» PROBLEM DESCRIPTION: Among the lines below, count those with "from". Give the total alone.

» Structured figure records:
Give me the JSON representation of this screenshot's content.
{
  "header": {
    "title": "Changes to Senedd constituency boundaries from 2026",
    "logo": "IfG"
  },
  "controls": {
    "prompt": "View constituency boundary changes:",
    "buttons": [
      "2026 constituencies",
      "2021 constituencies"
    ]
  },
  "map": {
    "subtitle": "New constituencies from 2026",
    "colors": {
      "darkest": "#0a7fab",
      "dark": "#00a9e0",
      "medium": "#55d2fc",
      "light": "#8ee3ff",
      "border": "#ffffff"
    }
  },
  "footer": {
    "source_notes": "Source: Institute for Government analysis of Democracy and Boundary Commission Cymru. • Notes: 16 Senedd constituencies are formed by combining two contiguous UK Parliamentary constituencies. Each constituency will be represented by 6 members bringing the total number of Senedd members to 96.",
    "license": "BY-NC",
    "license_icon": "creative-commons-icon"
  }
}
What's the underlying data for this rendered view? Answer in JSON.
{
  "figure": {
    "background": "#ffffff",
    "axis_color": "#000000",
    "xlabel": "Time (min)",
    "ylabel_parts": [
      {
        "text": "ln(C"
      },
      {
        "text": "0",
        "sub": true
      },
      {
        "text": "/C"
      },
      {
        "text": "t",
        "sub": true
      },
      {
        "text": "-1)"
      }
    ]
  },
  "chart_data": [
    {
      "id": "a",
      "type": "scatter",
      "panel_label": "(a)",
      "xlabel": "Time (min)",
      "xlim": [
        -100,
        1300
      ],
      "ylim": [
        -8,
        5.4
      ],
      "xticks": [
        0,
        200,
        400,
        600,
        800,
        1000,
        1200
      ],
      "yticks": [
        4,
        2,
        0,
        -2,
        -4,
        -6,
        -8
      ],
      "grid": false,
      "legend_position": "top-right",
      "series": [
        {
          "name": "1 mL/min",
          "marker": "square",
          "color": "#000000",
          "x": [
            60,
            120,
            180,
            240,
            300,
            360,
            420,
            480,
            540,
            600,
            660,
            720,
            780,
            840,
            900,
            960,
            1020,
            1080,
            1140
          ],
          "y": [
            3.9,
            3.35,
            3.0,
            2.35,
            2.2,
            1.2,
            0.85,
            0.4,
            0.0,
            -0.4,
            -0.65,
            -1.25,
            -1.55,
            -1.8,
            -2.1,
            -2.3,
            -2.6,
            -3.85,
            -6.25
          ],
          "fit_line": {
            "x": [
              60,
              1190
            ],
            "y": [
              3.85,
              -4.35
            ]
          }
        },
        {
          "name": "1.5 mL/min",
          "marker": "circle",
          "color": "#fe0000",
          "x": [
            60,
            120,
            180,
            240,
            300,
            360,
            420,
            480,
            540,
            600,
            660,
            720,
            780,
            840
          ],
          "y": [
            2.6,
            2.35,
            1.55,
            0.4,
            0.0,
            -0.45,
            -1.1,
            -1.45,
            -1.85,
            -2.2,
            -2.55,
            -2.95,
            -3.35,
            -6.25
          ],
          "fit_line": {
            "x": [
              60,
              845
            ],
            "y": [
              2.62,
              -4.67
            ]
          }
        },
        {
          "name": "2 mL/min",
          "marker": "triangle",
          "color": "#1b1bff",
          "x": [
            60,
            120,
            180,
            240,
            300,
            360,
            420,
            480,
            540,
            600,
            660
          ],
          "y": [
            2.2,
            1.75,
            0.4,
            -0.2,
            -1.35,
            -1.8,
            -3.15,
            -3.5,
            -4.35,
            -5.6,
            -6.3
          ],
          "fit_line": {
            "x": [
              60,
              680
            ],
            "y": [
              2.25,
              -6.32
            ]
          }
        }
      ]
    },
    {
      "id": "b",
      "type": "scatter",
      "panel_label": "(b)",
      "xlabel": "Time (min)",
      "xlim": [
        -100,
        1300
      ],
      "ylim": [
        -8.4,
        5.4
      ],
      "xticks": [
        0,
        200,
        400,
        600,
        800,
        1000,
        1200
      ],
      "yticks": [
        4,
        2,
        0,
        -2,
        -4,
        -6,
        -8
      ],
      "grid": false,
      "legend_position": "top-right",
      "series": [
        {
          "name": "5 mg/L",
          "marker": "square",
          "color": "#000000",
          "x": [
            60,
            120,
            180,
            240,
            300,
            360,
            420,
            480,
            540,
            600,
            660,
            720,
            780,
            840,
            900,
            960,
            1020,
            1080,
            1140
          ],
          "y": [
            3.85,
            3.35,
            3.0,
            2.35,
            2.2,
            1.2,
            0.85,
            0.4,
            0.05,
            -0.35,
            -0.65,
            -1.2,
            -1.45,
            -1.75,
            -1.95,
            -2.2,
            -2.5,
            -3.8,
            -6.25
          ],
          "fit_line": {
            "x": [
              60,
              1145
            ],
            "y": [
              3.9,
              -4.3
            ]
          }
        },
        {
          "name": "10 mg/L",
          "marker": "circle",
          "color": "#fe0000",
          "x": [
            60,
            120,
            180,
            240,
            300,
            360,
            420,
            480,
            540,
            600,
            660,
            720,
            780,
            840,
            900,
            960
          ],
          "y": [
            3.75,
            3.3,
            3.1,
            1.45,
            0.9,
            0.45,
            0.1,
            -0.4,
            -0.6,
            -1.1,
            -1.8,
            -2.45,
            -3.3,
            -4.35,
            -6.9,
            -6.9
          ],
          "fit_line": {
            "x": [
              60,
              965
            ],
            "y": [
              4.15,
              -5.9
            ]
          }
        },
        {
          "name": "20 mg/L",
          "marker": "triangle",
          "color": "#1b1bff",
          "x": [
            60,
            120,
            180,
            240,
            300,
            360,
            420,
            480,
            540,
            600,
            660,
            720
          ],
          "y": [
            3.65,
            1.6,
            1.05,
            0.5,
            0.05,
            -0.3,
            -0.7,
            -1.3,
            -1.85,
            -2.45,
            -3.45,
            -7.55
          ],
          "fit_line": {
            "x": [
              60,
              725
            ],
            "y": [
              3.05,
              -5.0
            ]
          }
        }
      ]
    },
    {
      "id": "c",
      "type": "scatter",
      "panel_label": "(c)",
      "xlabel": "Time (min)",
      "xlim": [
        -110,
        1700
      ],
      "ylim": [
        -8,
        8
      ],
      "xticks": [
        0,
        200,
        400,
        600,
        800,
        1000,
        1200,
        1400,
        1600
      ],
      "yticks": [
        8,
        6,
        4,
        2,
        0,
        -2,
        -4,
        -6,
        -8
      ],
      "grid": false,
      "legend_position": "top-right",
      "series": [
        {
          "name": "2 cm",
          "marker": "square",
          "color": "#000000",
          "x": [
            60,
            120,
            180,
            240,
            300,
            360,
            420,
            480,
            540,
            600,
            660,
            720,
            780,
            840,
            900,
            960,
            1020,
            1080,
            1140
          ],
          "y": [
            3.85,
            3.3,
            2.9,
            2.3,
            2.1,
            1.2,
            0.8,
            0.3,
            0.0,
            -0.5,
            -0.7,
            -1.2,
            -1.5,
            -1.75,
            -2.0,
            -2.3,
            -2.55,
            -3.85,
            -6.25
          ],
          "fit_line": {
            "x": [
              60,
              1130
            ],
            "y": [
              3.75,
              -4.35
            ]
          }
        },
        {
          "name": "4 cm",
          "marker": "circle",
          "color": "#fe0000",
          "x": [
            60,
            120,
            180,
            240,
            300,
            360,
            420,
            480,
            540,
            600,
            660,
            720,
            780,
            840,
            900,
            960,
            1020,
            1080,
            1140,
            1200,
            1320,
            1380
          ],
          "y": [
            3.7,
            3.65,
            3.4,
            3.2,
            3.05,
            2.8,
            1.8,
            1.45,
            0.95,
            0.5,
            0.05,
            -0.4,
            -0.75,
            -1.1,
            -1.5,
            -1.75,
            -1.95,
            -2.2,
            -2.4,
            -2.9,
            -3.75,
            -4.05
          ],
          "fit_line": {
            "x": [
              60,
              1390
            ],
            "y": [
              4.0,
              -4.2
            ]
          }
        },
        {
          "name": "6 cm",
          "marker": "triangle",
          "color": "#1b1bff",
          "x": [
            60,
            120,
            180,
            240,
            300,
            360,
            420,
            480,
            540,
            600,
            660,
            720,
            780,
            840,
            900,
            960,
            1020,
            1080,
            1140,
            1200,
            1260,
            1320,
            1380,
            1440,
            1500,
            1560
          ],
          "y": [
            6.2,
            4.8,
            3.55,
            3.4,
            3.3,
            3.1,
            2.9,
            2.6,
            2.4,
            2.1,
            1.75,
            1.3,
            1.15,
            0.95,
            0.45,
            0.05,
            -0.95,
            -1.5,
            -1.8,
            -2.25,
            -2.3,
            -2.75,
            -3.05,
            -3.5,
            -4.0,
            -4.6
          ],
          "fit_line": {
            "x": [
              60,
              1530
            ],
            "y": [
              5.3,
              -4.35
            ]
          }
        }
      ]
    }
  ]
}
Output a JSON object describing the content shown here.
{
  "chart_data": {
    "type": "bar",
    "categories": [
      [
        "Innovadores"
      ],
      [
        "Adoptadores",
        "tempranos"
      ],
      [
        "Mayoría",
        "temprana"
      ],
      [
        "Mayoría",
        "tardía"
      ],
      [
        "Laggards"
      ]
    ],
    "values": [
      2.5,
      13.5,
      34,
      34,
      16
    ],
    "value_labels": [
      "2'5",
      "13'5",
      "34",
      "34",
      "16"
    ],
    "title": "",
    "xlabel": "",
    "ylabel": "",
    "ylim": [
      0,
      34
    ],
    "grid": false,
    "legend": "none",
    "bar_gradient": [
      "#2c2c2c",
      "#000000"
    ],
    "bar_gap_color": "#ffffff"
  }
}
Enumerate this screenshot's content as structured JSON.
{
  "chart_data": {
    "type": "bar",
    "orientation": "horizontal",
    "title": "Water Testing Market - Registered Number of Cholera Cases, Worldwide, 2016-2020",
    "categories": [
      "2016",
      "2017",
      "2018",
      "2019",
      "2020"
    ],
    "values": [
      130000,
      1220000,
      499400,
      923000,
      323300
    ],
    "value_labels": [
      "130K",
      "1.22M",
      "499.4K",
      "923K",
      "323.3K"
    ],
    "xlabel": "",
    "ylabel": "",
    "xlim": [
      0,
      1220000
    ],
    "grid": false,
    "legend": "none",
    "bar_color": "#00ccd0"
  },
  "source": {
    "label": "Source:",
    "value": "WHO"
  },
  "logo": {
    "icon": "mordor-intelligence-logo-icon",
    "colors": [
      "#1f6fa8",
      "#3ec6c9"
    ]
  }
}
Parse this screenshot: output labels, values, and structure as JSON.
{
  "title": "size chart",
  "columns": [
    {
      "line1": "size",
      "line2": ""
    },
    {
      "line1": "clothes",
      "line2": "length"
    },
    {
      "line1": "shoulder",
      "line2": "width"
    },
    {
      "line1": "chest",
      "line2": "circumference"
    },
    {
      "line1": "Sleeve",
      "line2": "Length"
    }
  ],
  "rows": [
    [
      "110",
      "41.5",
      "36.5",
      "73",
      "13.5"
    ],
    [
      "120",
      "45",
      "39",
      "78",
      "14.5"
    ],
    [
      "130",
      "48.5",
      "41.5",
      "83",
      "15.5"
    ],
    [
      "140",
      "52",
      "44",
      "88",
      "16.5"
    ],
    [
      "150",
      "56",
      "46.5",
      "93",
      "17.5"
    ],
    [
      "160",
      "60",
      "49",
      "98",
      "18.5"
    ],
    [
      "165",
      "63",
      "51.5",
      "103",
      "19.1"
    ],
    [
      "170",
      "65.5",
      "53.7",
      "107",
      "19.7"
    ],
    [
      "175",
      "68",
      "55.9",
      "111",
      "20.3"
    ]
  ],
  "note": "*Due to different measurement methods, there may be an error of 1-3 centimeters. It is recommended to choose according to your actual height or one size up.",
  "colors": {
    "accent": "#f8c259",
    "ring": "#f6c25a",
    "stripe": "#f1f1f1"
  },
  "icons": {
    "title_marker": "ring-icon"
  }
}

» RESPONSE TO THE EXERCISE: 2